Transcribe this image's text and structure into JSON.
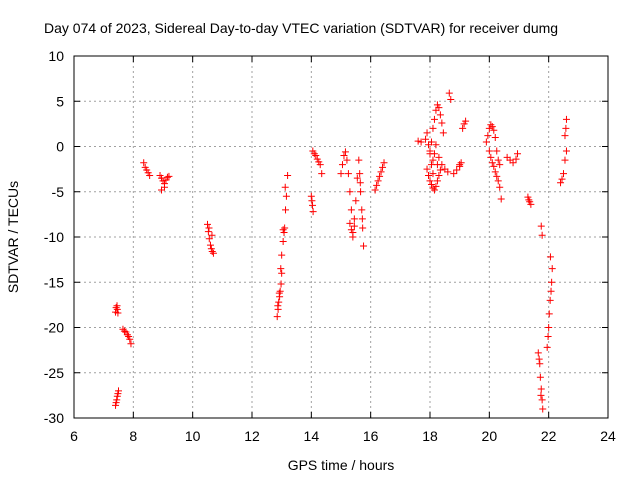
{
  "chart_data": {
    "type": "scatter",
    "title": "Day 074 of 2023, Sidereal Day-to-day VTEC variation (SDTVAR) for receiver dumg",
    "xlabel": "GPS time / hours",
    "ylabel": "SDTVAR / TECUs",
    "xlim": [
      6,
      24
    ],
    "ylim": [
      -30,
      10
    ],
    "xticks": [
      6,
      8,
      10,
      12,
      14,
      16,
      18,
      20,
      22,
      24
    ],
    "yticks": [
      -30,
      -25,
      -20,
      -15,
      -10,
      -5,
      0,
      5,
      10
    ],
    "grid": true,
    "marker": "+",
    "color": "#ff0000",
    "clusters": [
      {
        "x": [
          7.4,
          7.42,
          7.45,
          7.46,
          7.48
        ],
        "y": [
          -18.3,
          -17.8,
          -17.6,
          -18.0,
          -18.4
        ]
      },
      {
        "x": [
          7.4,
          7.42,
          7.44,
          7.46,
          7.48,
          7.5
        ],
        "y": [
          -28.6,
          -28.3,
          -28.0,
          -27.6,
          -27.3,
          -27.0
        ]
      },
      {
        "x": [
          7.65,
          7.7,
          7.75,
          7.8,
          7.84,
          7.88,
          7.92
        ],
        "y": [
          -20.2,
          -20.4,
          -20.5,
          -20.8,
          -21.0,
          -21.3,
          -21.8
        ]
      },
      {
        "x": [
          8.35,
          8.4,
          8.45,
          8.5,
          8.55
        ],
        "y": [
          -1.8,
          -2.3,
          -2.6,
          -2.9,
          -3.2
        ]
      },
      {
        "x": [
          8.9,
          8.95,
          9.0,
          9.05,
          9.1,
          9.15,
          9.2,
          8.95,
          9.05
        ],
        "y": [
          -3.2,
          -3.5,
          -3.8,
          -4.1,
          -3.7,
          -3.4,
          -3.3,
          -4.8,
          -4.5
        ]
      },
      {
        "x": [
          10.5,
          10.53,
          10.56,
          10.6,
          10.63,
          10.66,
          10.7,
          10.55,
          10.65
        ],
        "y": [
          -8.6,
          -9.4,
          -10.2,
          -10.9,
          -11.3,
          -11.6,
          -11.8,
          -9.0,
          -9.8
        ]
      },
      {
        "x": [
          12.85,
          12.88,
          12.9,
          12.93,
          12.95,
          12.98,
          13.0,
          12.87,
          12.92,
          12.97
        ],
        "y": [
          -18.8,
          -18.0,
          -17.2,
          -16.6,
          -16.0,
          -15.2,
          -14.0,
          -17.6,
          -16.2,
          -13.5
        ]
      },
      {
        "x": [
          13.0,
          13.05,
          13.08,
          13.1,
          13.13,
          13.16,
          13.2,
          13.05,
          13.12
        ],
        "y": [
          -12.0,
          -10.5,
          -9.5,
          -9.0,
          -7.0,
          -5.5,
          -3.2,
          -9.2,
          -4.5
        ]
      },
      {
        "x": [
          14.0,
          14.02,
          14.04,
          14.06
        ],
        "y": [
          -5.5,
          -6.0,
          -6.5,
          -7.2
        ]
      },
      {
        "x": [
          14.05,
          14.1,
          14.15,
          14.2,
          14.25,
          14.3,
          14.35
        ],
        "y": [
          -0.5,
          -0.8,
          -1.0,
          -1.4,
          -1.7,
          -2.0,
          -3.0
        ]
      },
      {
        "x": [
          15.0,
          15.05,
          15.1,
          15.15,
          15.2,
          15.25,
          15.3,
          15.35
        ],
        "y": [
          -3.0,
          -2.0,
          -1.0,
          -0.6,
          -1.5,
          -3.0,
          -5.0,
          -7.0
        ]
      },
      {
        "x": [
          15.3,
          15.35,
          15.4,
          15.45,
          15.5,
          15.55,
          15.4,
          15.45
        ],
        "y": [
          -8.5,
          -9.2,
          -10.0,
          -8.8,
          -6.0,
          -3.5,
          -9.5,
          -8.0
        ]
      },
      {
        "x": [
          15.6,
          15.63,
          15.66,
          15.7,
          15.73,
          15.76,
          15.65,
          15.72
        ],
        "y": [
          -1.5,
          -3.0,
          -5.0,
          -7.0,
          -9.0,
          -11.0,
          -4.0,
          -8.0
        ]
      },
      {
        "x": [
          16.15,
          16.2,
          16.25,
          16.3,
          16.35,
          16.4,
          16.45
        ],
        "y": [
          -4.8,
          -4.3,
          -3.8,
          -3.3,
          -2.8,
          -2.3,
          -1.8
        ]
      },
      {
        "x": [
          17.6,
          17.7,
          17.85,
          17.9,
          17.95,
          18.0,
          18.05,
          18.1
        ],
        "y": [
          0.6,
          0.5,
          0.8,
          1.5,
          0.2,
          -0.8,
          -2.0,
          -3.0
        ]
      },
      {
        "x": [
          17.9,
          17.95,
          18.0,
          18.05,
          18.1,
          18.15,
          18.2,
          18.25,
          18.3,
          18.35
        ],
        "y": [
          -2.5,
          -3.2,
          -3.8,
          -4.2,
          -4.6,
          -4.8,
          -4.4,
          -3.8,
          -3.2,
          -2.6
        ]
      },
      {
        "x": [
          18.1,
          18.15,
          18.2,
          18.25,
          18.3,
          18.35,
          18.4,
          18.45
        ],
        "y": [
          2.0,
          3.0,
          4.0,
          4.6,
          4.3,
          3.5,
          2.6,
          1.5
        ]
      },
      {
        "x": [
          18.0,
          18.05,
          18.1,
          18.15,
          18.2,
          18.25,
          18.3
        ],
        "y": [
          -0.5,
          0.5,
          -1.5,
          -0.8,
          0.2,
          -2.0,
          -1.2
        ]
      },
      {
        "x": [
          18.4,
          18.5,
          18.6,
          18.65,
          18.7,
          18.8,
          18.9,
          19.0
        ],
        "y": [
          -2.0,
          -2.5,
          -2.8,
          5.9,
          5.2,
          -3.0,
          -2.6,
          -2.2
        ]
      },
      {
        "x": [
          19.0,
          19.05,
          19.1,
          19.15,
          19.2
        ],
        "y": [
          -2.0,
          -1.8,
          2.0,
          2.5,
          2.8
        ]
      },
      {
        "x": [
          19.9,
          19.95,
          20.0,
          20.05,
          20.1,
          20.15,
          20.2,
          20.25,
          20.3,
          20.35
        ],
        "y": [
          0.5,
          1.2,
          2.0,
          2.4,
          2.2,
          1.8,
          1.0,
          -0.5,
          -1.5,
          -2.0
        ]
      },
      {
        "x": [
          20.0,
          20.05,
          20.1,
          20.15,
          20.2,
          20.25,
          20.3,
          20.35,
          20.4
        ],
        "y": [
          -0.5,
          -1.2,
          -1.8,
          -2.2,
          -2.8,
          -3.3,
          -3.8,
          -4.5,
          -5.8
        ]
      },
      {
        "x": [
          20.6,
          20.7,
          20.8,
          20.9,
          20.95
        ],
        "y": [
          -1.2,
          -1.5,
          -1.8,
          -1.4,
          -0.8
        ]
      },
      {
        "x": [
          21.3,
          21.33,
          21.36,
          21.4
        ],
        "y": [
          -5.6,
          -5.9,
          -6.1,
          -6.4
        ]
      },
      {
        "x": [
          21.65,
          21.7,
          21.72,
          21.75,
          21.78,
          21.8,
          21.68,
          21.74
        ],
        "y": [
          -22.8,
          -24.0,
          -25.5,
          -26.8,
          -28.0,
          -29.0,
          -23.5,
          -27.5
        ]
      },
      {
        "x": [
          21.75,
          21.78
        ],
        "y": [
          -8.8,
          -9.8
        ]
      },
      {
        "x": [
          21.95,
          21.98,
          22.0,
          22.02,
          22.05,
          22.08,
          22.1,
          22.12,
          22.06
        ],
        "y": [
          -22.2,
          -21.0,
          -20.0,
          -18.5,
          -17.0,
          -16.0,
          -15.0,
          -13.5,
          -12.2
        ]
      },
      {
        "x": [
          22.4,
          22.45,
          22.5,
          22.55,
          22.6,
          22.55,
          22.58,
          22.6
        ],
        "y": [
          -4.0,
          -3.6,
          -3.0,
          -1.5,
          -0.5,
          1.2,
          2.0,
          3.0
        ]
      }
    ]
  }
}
——
Short problem: Gather from the data above every line with the string "SDTVAR".

Task response:
    "title": "Day 074 of 2023, Sidereal Day-to-day VTEC variation (SDTVAR) for receiver dumg",
    "ylabel": "SDTVAR / TECUs",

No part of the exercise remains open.